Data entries
· · ·
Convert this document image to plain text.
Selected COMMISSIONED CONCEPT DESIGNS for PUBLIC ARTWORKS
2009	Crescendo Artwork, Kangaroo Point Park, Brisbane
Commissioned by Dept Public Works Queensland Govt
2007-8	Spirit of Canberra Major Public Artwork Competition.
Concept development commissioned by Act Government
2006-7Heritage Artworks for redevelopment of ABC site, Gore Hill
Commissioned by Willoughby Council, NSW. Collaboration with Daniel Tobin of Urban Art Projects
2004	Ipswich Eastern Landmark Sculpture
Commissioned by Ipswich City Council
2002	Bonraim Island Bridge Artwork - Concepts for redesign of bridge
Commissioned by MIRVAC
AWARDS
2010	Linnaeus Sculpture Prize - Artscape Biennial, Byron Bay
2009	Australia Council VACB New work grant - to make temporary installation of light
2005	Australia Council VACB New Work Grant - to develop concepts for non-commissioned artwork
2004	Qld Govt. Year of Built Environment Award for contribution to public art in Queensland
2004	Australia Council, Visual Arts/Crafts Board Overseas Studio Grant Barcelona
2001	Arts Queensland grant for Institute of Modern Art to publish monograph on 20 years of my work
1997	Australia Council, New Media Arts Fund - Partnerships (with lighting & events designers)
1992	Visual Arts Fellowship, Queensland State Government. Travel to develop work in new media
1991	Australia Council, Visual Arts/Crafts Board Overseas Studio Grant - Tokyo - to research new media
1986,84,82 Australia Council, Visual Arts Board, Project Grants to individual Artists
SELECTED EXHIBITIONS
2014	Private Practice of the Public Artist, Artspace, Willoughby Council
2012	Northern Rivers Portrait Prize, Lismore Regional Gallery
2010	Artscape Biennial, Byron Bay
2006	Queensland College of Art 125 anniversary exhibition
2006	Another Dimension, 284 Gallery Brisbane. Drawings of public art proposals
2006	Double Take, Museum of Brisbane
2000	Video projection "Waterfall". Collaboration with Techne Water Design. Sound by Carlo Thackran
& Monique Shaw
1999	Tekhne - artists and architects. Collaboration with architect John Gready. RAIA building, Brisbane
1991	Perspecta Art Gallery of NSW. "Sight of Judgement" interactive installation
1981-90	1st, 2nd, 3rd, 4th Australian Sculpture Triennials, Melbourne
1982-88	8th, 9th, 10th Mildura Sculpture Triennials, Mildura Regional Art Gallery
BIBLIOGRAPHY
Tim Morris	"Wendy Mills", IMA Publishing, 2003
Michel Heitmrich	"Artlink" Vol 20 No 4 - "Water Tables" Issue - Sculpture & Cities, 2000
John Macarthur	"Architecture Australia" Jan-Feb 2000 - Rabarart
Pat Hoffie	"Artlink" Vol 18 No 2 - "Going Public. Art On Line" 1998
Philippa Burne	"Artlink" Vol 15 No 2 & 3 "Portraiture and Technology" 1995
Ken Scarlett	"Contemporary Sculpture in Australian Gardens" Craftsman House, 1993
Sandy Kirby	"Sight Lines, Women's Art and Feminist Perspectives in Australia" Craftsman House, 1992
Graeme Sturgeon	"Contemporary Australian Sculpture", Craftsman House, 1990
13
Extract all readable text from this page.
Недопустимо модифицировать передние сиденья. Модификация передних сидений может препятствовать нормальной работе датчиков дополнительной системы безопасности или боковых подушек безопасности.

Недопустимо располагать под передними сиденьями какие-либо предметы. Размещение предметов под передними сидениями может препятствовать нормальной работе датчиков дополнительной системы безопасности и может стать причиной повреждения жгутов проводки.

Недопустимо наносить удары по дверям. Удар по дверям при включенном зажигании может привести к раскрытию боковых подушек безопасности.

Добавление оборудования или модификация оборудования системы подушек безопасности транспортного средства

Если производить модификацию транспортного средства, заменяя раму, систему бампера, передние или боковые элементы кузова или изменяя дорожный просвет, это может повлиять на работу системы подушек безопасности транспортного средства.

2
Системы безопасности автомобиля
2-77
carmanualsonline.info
· · ·
_Description of the task_
Please retype, exactly as written, every line from the line containing "Extract all readable text from this page." through the last line of the records above, including both of those lines, and nothing else.

_Full response_
Extract all readable text from this page.
Недопустимо модифицировать передние сиденья. Модификация передних сидений может препятствовать нормальной работе датчиков дополнительной системы безопасности или боковых подушек безопасности.

Недопустимо располагать под передними сиденьями какие-либо предметы. Размещение предметов под передними сидениями может препятствовать нормальной работе датчиков дополнительной системы безопасности и может стать причиной повреждения жгутов проводки.

Недопустимо наносить удары по дверям. Удар по дверям при включенном зажигании может привести к раскрытию боковых подушек безопасности.

Добавление оборудования или модификация оборудования системы подушек безопасности транспортного средства

Если производить модификацию транспортного средства, заменяя раму, систему бампера, передние или боковые элементы кузова или изменяя дорожный просвет, это может повлиять на работу системы подушек безопасности транспортного средства.

2
Системы безопасности автомобиля
2-77
carmanualsonline.info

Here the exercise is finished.